== SHORT PROBLEM ==
Read the data and repeat all of it exactly.

[Dataset entries]
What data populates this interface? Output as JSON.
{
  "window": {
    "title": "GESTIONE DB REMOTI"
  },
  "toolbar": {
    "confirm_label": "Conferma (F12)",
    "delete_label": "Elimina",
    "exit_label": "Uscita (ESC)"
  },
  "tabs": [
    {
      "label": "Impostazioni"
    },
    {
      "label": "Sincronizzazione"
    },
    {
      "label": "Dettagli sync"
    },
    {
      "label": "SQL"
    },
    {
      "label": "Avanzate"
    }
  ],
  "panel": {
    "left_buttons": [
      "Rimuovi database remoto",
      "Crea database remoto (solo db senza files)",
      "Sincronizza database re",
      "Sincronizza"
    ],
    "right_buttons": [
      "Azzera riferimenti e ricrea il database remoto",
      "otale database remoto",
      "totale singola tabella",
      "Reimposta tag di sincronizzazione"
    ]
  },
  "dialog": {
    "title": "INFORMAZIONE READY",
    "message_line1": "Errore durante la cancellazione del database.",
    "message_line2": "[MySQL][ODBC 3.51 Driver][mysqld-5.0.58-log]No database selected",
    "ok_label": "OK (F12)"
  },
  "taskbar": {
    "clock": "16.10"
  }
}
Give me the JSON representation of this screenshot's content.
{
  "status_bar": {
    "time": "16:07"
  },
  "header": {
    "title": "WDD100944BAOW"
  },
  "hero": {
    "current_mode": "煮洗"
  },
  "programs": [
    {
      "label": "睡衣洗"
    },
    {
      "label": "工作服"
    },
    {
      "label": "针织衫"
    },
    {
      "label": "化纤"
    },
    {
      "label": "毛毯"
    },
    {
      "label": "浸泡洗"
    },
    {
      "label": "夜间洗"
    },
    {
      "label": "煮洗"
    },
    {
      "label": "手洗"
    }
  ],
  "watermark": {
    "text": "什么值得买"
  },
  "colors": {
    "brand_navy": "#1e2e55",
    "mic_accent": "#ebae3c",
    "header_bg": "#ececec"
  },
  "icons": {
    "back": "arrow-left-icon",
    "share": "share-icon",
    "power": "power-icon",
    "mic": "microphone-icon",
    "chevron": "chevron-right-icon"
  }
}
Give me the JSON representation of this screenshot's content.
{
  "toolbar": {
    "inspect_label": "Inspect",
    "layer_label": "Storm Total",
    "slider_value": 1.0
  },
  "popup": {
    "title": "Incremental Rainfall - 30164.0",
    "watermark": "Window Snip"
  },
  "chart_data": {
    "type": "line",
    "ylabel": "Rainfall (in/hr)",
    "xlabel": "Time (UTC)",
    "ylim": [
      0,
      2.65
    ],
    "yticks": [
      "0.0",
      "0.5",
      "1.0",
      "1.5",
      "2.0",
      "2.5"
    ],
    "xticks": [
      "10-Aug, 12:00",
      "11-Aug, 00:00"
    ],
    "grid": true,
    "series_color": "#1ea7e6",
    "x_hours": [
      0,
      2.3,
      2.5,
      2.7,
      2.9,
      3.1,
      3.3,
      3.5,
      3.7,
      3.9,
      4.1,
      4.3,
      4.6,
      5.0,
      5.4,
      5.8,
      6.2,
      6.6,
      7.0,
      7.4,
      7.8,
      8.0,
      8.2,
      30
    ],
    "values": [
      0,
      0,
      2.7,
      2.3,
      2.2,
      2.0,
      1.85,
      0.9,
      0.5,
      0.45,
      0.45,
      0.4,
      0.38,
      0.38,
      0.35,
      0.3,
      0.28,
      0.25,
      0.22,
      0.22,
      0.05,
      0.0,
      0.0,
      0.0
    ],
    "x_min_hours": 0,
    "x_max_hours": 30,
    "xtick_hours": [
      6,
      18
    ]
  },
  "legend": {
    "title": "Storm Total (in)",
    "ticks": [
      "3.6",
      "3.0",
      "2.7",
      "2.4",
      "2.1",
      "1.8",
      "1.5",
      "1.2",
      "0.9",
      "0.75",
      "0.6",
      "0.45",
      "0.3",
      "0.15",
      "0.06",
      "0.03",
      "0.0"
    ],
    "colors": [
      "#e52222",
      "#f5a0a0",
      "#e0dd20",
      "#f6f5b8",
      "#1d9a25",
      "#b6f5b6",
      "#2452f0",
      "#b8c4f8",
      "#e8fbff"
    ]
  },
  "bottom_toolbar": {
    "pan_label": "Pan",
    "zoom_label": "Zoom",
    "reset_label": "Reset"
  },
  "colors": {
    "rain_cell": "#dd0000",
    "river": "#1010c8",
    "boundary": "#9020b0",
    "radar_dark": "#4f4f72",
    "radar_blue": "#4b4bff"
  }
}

== WRITTEN SOLUTION ==
What data populates this interface? Output as JSON.
{
  "window": {
    "title": "GESTIONE DB REMOTI"
  },
  "toolbar": {
    "confirm_label": "Conferma (F12)",
    "delete_label": "Elimina",
    "exit_label": "Uscita (ESC)"
  },
  "tabs": [
    {
      "label": "Impostazioni"
    },
    {
      "label": "Sincronizzazione"
    },
    {
      "label": "Dettagli sync"
    },
    {
      "label": "SQL"
    },
    {
      "label": "Avanzate"
    }
  ],
  "panel": {
    "left_buttons": [
      "Rimuovi database remoto",
      "Crea database remoto (solo db senza files)",
      "Sincronizza database re",
      "Sincronizza"
    ],
    "right_buttons": [
      "Azzera riferimenti e ricrea il database remoto",
      "otale database remoto",
      "totale singola tabella",
      "Reimposta tag di sincronizzazione"
    ]
  },
  "dialog": {
    "title": "INFORMAZIONE READY",
    "message_line1": "Errore durante la cancellazione del database.",
    "message_line2": "[MySQL][ODBC 3.51 Driver][mysqld-5.0.58-log]No database selected",
    "ok_label": "OK (F12)"
  },
  "taskbar": {
    "clock": "16.10"
  }
}
Give me the JSON representation of this screenshot's content.
{
  "status_bar": {
    "time": "16:07"
  },
  "header": {
    "title": "WDD100944BAOW"
  },
  "hero": {
    "current_mode": "煮洗"
  },
  "programs": [
    {
      "label": "睡衣洗"
    },
    {
      "label": "工作服"
    },
    {
      "label": "针织衫"
    },
    {
      "label": "化纤"
    },
    {
      "label": "毛毯"
    },
    {
      "label": "浸泡洗"
    },
    {
      "label": "夜间洗"
    },
    {
      "label": "煮洗"
    },
    {
      "label": "手洗"
    }
  ],
  "watermark": {
    "text": "什么值得买"
  },
  "colors": {
    "brand_navy": "#1e2e55",
    "mic_accent": "#ebae3c",
    "header_bg": "#ececec"
  },
  "icons": {
    "back": "arrow-left-icon",
    "share": "share-icon",
    "power": "power-icon",
    "mic": "microphone-icon",
    "chevron": "chevron-right-icon"
  }
}
Give me the JSON representation of this screenshot's content.
{
  "toolbar": {
    "inspect_label": "Inspect",
    "layer_label": "Storm Total",
    "slider_value": 1.0
  },
  "popup": {
    "title": "Incremental Rainfall - 30164.0",
    "watermark": "Window Snip"
  },
  "chart_data": {
    "type": "line",
    "ylabel": "Rainfall (in/hr)",
    "xlabel": "Time (UTC)",
    "ylim": [
      0,
      2.65
    ],
    "yticks": [
      "0.0",
      "0.5",
      "1.0",
      "1.5",
      "2.0",
      "2.5"
    ],
    "xticks": [
      "10-Aug, 12:00",
      "11-Aug, 00:00"
    ],
    "grid": true,
    "series_color": "#1ea7e6",
    "x_hours": [
      0,
      2.3,
      2.5,
      2.7,
      2.9,
      3.1,
      3.3,
      3.5,
      3.7,
      3.9,
      4.1,
      4.3,
      4.6,
      5.0,
      5.4,
      5.8,
      6.2,
      6.6,
      7.0,
      7.4,
      7.8,
      8.0,
      8.2,
      30
    ],
    "values": [
      0,
      0,
      2.7,
      2.3,
      2.2,
      2.0,
      1.85,
      0.9,
      0.5,
      0.45,
      0.45,
      0.4,
      0.38,
      0.38,
      0.35,
      0.3,
      0.28,
      0.25,
      0.22,
      0.22,
      0.05,
      0.0,
      0.0,
      0.0
    ],
    "x_min_hours": 0,
    "x_max_hours": 30,
    "xtick_hours": [
      6,
      18
    ]
  },
  "legend": {
    "title": "Storm Total (in)",
    "ticks": [
      "3.6",
      "3.0",
      "2.7",
      "2.4",
      "2.1",
      "1.8",
      "1.5",
      "1.2",
      "0.9",
      "0.75",
      "0.6",
      "0.45",
      "0.3",
      "0.15",
      "0.06",
      "0.03",
      "0.0"
    ],
    "colors": [
      "#e52222",
      "#f5a0a0",
      "#e0dd20",
      "#f6f5b8",
      "#1d9a25",
      "#b6f5b6",
      "#2452f0",
      "#b8c4f8",
      "#e8fbff"
    ]
  },
  "bottom_toolbar": {
    "pan_label": "Pan",
    "zoom_label": "Zoom",
    "reset_label": "Reset"
  },
  "colors": {
    "rain_cell": "#dd0000",
    "river": "#1010c8",
    "boundary": "#9020b0",
    "radar_dark": "#4f4f72",
    "radar_blue": "#4b4bff"
  }
}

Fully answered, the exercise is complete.